+++ Listed records +++

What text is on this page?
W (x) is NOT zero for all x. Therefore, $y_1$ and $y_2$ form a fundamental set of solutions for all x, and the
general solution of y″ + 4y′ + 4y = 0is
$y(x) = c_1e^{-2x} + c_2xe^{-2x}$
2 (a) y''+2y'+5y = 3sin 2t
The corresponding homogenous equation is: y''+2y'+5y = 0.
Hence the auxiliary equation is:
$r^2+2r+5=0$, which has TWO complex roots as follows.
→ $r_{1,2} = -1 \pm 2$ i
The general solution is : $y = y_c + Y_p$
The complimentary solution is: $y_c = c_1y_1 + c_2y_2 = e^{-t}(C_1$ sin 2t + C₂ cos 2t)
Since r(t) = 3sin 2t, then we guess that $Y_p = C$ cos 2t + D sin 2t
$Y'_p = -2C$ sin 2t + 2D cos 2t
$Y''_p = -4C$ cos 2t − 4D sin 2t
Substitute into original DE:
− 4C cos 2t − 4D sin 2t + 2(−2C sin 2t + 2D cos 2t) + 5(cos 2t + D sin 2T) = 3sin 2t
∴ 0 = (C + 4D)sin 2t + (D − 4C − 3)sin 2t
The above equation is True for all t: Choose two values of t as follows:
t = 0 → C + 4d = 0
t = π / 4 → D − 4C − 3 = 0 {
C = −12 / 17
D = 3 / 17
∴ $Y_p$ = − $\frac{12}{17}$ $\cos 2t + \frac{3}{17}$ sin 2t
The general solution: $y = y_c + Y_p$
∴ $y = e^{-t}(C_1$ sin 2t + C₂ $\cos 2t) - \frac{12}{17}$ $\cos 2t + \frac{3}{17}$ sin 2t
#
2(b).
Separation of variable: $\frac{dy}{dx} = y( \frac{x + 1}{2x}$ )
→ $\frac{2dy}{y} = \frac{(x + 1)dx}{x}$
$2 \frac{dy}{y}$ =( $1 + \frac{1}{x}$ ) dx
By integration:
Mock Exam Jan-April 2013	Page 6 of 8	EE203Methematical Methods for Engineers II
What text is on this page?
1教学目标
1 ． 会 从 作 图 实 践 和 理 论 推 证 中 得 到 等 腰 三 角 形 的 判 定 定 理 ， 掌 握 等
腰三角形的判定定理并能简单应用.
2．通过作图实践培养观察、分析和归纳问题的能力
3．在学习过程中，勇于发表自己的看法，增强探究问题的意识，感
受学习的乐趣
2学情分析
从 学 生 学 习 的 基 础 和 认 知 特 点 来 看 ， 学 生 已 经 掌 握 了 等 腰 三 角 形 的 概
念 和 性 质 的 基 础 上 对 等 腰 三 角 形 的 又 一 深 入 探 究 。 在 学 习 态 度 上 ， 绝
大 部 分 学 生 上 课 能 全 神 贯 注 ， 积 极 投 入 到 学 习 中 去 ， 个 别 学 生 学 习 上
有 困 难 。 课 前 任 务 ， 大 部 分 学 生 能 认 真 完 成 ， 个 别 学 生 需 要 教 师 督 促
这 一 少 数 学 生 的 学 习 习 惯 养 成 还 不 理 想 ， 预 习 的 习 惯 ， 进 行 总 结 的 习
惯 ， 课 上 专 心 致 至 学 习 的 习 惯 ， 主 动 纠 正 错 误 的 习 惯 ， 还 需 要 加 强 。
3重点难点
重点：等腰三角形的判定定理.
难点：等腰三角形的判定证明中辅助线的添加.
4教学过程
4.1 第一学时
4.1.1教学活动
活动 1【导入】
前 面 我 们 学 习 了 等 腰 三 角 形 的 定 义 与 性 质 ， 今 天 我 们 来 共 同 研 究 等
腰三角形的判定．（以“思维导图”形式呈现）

+++

Task directions:
Repeat the data precisely, line by line.

Complete response:
What text is on this page?
W (x) is NOT zero for all x. Therefore, $y_1$ and $y_2$ form a fundamental set of solutions for all x, and the
general solution of y″ + 4y′ + 4y = 0is
$y(x) = c_1e^{-2x} + c_2xe^{-2x}$
2 (a) y''+2y'+5y = 3sin 2t
The corresponding homogenous equation is: y''+2y'+5y = 0.
Hence the auxiliary equation is:
$r^2+2r+5=0$, which has TWO complex roots as follows.
→ $r_{1,2} = -1 \pm 2$ i
The general solution is : $y = y_c + Y_p$
The complimentary solution is: $y_c = c_1y_1 + c_2y_2 = e^{-t}(C_1$ sin 2t + C₂ cos 2t)
Since r(t) = 3sin 2t, then we guess that $Y_p = C$ cos 2t + D sin 2t
$Y'_p = -2C$ sin 2t + 2D cos 2t
$Y''_p = -4C$ cos 2t − 4D sin 2t
Substitute into original DE:
− 4C cos 2t − 4D sin 2t + 2(−2C sin 2t + 2D cos 2t) + 5(cos 2t + D sin 2T) = 3sin 2t
∴ 0 = (C + 4D)sin 2t + (D − 4C − 3)sin 2t
The above equation is True for all t: Choose two values of t as follows:
t = 0 → C + 4d = 0
t = π / 4 → D − 4C − 3 = 0 {
C = −12 / 17
D = 3 / 17
∴ $Y_p$ = − $\frac{12}{17}$ $\cos 2t + \frac{3}{17}$ sin 2t
The general solution: $y = y_c + Y_p$
∴ $y = e^{-t}(C_1$ sin 2t + C₂ $\cos 2t) - \frac{12}{17}$ $\cos 2t + \frac{3}{17}$ sin 2t
#
2(b).
Separation of variable: $\frac{dy}{dx} = y( \frac{x + 1}{2x}$ )
→ $\frac{2dy}{y} = \frac{(x + 1)dx}{x}$
$2 \frac{dy}{y}$ =( $1 + \frac{1}{x}$ ) dx
By integration:
Mock Exam Jan-April 2013	Page 6 of 8	EE203Methematical Methods for Engineers II
What text is on this page?
1教学目标
1 ． 会 从 作 图 实 践 和 理 论 推 证 中 得 到 等 腰 三 角 形 的 判 定 定 理 ， 掌 握 等
腰三角形的判定定理并能简单应用.
2．通过作图实践培养观察、分析和归纳问题的能力
3．在学习过程中，勇于发表自己的看法，增强探究问题的意识，感
受学习的乐趣
2学情分析
从 学 生 学 习 的 基 础 和 认 知 特 点 来 看 ， 学 生 已 经 掌 握 了 等 腰 三 角 形 的 概
念 和 性 质 的 基 础 上 对 等 腰 三 角 形 的 又 一 深 入 探 究 。 在 学 习 态 度 上 ， 绝
大 部 分 学 生 上 课 能 全 神 贯 注 ， 积 极 投 入 到 学 习 中 去 ， 个 别 学 生 学 习 上
有 困 难 。 课 前 任 务 ， 大 部 分 学 生 能 认 真 完 成 ， 个 别 学 生 需 要 教 师 督 促
这 一 少 数 学 生 的 学 习 习 惯 养 成 还 不 理 想 ， 预 习 的 习 惯 ， 进 行 总 结 的 习
惯 ， 课 上 专 心 致 至 学 习 的 习 惯 ， 主 动 纠 正 错 误 的 习 惯 ， 还 需 要 加 强 。
3重点难点
重点：等腰三角形的判定定理.
难点：等腰三角形的判定证明中辅助线的添加.
4教学过程
4.1 第一学时
4.1.1教学活动
活动 1【导入】
前 面 我 们 学 习 了 等 腰 三 角 形 的 定 义 与 性 质 ， 今 天 我 们 来 共 同 研 究 等
腰三角形的判定．（以“思维导图”形式呈现）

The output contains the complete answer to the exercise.